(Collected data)
■ ■ ■ ■

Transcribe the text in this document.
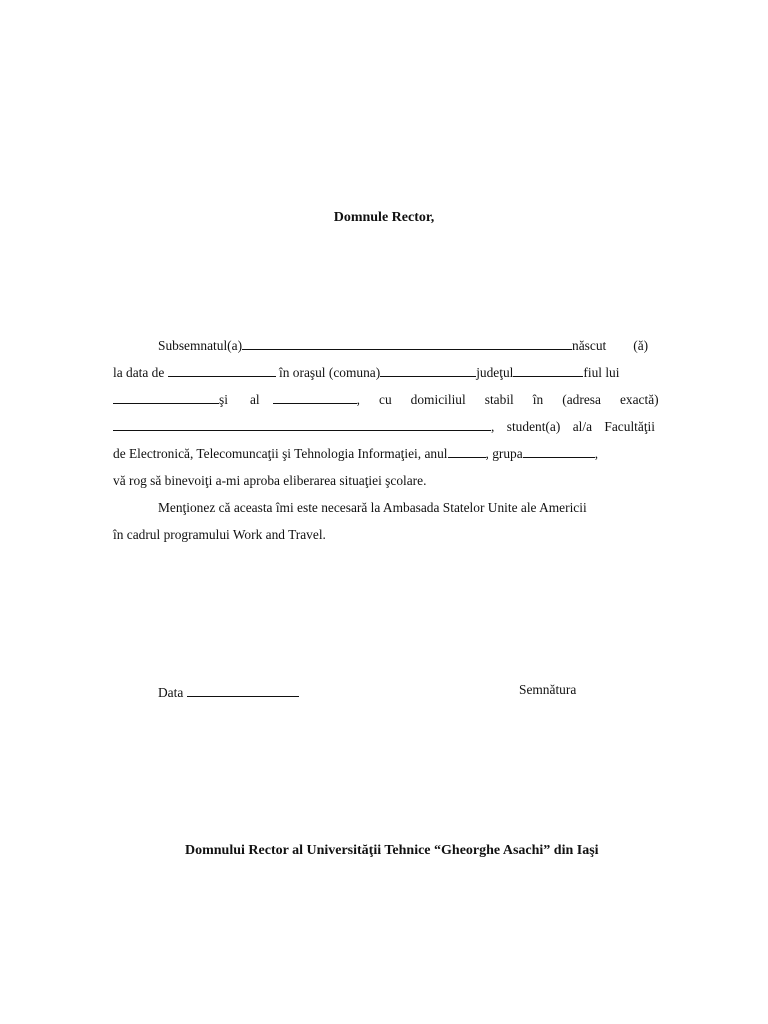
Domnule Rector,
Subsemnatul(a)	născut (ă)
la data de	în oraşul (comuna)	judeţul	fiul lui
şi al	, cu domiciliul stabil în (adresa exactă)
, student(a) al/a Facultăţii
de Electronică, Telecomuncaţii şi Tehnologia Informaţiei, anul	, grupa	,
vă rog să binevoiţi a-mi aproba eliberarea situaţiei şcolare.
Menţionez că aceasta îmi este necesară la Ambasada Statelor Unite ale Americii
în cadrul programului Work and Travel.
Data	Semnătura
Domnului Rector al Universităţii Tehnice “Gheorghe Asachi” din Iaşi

■ ■ ■ ■

Work to complete:
Quote the records above in full, dropping each picture.

Output:
Transcribe the text in this document.
Domnule Rector,
Subsemnatul(a)	născut (ă)
la data de	în oraşul (comuna)	judeţul	fiul lui
şi al	, cu domiciliul stabil în (adresa exactă)
, student(a) al/a Facultăţii
de Electronică, Telecomuncaţii şi Tehnologia Informaţiei, anul	, grupa	,
vă rog să binevoiţi a-mi aproba eliberarea situaţiei şcolare.
Menţionez că aceasta îmi este necesară la Ambasada Statelor Unite ale Americii
în cadrul programului Work and Travel.
Data	Semnătura
Domnului Rector al Universităţii Tehnice “Gheorghe Asachi” din Iaşi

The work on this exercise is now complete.